Restate every entry word for word.

Rows from a dataset
▬▬▬▬▬▬▬▬▬▬

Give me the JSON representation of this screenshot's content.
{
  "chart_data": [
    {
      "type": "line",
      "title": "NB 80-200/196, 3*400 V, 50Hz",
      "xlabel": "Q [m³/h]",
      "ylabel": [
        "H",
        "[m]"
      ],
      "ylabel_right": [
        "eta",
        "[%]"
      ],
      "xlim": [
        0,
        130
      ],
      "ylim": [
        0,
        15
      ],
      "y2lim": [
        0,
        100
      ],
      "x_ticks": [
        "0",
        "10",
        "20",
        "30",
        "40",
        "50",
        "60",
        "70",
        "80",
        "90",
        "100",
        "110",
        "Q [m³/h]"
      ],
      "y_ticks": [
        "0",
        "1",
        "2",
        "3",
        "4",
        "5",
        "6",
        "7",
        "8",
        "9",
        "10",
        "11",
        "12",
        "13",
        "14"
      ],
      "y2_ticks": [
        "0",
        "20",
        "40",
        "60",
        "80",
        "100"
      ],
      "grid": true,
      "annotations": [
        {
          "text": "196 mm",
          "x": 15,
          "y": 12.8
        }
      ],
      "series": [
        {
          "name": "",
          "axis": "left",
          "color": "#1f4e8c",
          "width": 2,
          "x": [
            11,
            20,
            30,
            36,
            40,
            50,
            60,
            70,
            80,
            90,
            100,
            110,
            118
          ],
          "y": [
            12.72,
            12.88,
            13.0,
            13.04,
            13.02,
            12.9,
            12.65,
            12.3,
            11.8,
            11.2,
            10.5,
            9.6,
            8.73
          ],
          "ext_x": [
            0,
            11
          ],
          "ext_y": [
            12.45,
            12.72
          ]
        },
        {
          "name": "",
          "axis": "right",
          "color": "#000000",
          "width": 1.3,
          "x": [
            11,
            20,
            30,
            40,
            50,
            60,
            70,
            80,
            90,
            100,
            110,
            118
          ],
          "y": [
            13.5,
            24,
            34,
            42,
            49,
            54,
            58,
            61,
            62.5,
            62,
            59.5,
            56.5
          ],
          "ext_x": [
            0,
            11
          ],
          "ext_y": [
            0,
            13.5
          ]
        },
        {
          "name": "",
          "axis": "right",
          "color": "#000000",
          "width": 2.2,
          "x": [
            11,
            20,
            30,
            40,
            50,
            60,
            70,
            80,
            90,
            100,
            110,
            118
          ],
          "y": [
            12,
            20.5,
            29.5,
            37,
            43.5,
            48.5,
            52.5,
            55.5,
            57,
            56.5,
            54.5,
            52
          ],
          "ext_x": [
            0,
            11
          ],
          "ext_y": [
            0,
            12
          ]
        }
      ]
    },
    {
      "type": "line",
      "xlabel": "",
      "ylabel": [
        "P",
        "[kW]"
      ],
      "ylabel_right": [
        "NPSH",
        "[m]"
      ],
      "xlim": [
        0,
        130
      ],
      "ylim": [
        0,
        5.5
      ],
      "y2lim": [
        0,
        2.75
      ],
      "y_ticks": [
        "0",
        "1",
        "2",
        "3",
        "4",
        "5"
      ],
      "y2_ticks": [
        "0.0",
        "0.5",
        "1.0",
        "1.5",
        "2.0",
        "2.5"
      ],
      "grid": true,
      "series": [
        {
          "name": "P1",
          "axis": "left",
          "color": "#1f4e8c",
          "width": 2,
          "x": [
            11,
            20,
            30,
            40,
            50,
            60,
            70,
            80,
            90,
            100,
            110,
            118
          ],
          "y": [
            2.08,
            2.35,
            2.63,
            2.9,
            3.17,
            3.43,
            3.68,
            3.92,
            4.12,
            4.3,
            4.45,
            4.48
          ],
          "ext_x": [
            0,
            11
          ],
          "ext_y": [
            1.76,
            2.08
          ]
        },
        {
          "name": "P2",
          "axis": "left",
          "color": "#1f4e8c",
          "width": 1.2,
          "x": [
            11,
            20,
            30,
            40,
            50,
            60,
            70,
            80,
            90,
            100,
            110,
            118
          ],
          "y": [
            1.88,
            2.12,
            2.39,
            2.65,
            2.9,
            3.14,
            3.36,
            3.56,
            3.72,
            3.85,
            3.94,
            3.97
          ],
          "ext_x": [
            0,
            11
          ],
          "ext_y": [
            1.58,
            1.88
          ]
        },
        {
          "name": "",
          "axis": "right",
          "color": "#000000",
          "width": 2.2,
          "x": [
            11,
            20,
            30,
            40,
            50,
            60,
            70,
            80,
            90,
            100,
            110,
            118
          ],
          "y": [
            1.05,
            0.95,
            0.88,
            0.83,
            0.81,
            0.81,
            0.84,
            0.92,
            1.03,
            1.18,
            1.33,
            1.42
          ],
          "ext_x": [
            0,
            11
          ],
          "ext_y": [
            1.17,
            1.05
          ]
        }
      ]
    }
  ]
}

▬▬▬▬▬▬▬▬▬▬

ANSWER TO THIS TASK:
Give me the JSON representation of this screenshot's content.
{
  "chart_data": [
    {
      "type": "line",
      "title": "NB 80-200/196, 3*400 V, 50Hz",
      "xlabel": "Q [m³/h]",
      "ylabel": [
        "H",
        "[m]"
      ],
      "ylabel_right": [
        "eta",
        "[%]"
      ],
      "xlim": [
        0,
        130
      ],
      "ylim": [
        0,
        15
      ],
      "y2lim": [
        0,
        100
      ],
      "x_ticks": [
        "0",
        "10",
        "20",
        "30",
        "40",
        "50",
        "60",
        "70",
        "80",
        "90",
        "100",
        "110",
        "Q [m³/h]"
      ],
      "y_ticks": [
        "0",
        "1",
        "2",
        "3",
        "4",
        "5",
        "6",
        "7",
        "8",
        "9",
        "10",
        "11",
        "12",
        "13",
        "14"
      ],
      "y2_ticks": [
        "0",
        "20",
        "40",
        "60",
        "80",
        "100"
      ],
      "grid": true,
      "annotations": [
        {
          "text": "196 mm",
          "x": 15,
          "y": 12.8
        }
      ],
      "series": [
        {
          "name": "",
          "axis": "left",
          "color": "#1f4e8c",
          "width": 2,
          "x": [
            11,
            20,
            30,
            36,
            40,
            50,
            60,
            70,
            80,
            90,
            100,
            110,
            118
          ],
          "y": [
            12.72,
            12.88,
            13.0,
            13.04,
            13.02,
            12.9,
            12.65,
            12.3,
            11.8,
            11.2,
            10.5,
            9.6,
            8.73
          ],
          "ext_x": [
            0,
            11
          ],
          "ext_y": [
            12.45,
            12.72
          ]
        },
        {
          "name": "",
          "axis": "right",
          "color": "#000000",
          "width": 1.3,
          "x": [
            11,
            20,
            30,
            40,
            50,
            60,
            70,
            80,
            90,
            100,
            110,
            118
          ],
          "y": [
            13.5,
            24,
            34,
            42,
            49,
            54,
            58,
            61,
            62.5,
            62,
            59.5,
            56.5
          ],
          "ext_x": [
            0,
            11
          ],
          "ext_y": [
            0,
            13.5
          ]
        },
        {
          "name": "",
          "axis": "right",
          "color": "#000000",
          "width": 2.2,
          "x": [
            11,
            20,
            30,
            40,
            50,
            60,
            70,
            80,
            90,
            100,
            110,
            118
          ],
          "y": [
            12,
            20.5,
            29.5,
            37,
            43.5,
            48.5,
            52.5,
            55.5,
            57,
            56.5,
            54.5,
            52
          ],
          "ext_x": [
            0,
            11
          ],
          "ext_y": [
            0,
            12
          ]
        }
      ]
    },
    {
      "type": "line",
      "xlabel": "",
      "ylabel": [
        "P",
        "[kW]"
      ],
      "ylabel_right": [
        "NPSH",
        "[m]"
      ],
      "xlim": [
        0,
        130
      ],
      "ylim": [
        0,
        5.5
      ],
      "y2lim": [
        0,
        2.75
      ],
      "y_ticks": [
        "0",
        "1",
        "2",
        "3",
        "4",
        "5"
      ],
      "y2_ticks": [
        "0.0",
        "0.5",
        "1.0",
        "1.5",
        "2.0",
        "2.5"
      ],
      "grid": true,
      "series": [
        {
          "name": "P1",
          "axis": "left",
          "color": "#1f4e8c",
          "width": 2,
          "x": [
            11,
            20,
            30,
            40,
            50,
            60,
            70,
            80,
            90,
            100,
            110,
            118
          ],
          "y": [
            2.08,
            2.35,
            2.63,
            2.9,
            3.17,
            3.43,
            3.68,
            3.92,
            4.12,
            4.3,
            4.45,
            4.48
          ],
          "ext_x": [
            0,
            11
          ],
          "ext_y": [
            1.76,
            2.08
          ]
        },
        {
          "name": "P2",
          "axis": "left",
          "color": "#1f4e8c",
          "width": 1.2,
          "x": [
            11,
            20,
            30,
            40,
            50,
            60,
            70,
            80,
            90,
            100,
            110,
            118
          ],
          "y": [
            1.88,
            2.12,
            2.39,
            2.65,
            2.9,
            3.14,
            3.36,
            3.56,
            3.72,
            3.85,
            3.94,
            3.97
          ],
          "ext_x": [
            0,
            11
          ],
          "ext_y": [
            1.58,
            1.88
          ]
        },
        {
          "name": "",
          "axis": "right",
          "color": "#000000",
          "width": 2.2,
          "x": [
            11,
            20,
            30,
            40,
            50,
            60,
            70,
            80,
            90,
            100,
            110,
            118
          ],
          "y": [
            1.05,
            0.95,
            0.88,
            0.83,
            0.81,
            0.81,
            0.84,
            0.92,
            1.03,
            1.18,
            1.33,
            1.42
          ],
          "ext_x": [
            0,
            11
          ],
          "ext_y": [
            1.17,
            1.05
          ]
        }
      ]
    }
  ]
}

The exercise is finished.